#### Given data ####

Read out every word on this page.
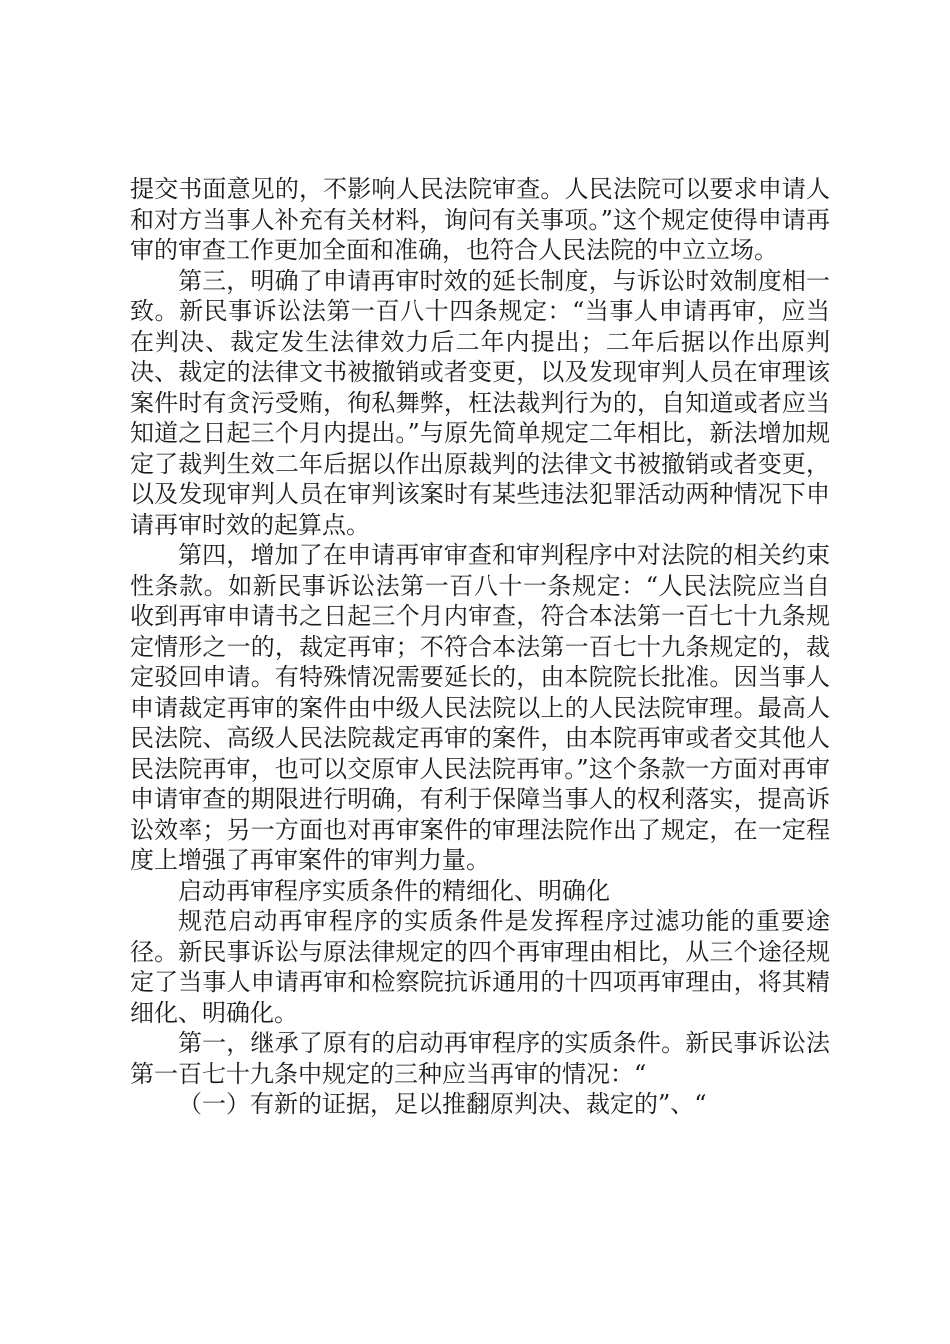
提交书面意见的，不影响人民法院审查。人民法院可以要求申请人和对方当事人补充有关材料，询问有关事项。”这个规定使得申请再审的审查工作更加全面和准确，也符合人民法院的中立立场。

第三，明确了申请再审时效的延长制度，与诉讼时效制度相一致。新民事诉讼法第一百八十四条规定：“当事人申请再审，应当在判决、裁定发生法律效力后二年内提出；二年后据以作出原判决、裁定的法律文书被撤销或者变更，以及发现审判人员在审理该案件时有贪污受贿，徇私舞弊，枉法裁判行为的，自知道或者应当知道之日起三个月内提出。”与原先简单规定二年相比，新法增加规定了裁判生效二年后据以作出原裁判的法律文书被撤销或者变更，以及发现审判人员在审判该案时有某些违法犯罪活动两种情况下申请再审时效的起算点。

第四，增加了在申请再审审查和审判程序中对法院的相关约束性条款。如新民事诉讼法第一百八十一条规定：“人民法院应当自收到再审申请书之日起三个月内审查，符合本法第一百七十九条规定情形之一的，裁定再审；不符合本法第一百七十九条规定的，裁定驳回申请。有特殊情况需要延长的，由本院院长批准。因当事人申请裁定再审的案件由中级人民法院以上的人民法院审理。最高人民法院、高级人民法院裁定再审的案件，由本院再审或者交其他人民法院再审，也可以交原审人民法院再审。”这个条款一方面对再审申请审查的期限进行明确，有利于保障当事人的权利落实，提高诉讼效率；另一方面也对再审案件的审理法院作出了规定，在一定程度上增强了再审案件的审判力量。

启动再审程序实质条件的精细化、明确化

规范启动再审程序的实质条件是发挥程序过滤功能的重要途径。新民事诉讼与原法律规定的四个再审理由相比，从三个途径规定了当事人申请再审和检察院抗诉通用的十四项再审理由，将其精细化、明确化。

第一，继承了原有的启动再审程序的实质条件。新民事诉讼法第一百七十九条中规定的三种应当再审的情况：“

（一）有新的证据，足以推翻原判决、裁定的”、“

####

> _Stated task_:
Reproduce each entry precisely, dropping only the pictures.

> _Solution to the problem_:
Read out every word on this page.
提交书面意见的，不影响人民法院审查。人民法院可以要求申请人和对方当事人补充有关材料，询问有关事项。”这个规定使得申请再审的审查工作更加全面和准确，也符合人民法院的中立立场。

第三，明确了申请再审时效的延长制度，与诉讼时效制度相一致。新民事诉讼法第一百八十四条规定：“当事人申请再审，应当在判决、裁定发生法律效力后二年内提出；二年后据以作出原判决、裁定的法律文书被撤销或者变更，以及发现审判人员在审理该案件时有贪污受贿，徇私舞弊，枉法裁判行为的，自知道或者应当知道之日起三个月内提出。”与原先简单规定二年相比，新法增加规定了裁判生效二年后据以作出原裁判的法律文书被撤销或者变更，以及发现审判人员在审判该案时有某些违法犯罪活动两种情况下申请再审时效的起算点。

第四，增加了在申请再审审查和审判程序中对法院的相关约束性条款。如新民事诉讼法第一百八十一条规定：“人民法院应当自收到再审申请书之日起三个月内审查，符合本法第一百七十九条规定情形之一的，裁定再审；不符合本法第一百七十九条规定的，裁定驳回申请。有特殊情况需要延长的，由本院院长批准。因当事人申请裁定再审的案件由中级人民法院以上的人民法院审理。最高人民法院、高级人民法院裁定再审的案件，由本院再审或者交其他人民法院再审，也可以交原审人民法院再审。”这个条款一方面对再审申请审查的期限进行明确，有利于保障当事人的权利落实，提高诉讼效率；另一方面也对再审案件的审理法院作出了规定，在一定程度上增强了再审案件的审判力量。

启动再审程序实质条件的精细化、明确化

规范启动再审程序的实质条件是发挥程序过滤功能的重要途径。新民事诉讼与原法律规定的四个再审理由相比，从三个途径规定了当事人申请再审和检察院抗诉通用的十四项再审理由，将其精细化、明确化。

第一，继承了原有的启动再审程序的实质条件。新民事诉讼法第一百七十九条中规定的三种应当再审的情况：“

（一）有新的证据，足以推翻原判决、裁定的”、“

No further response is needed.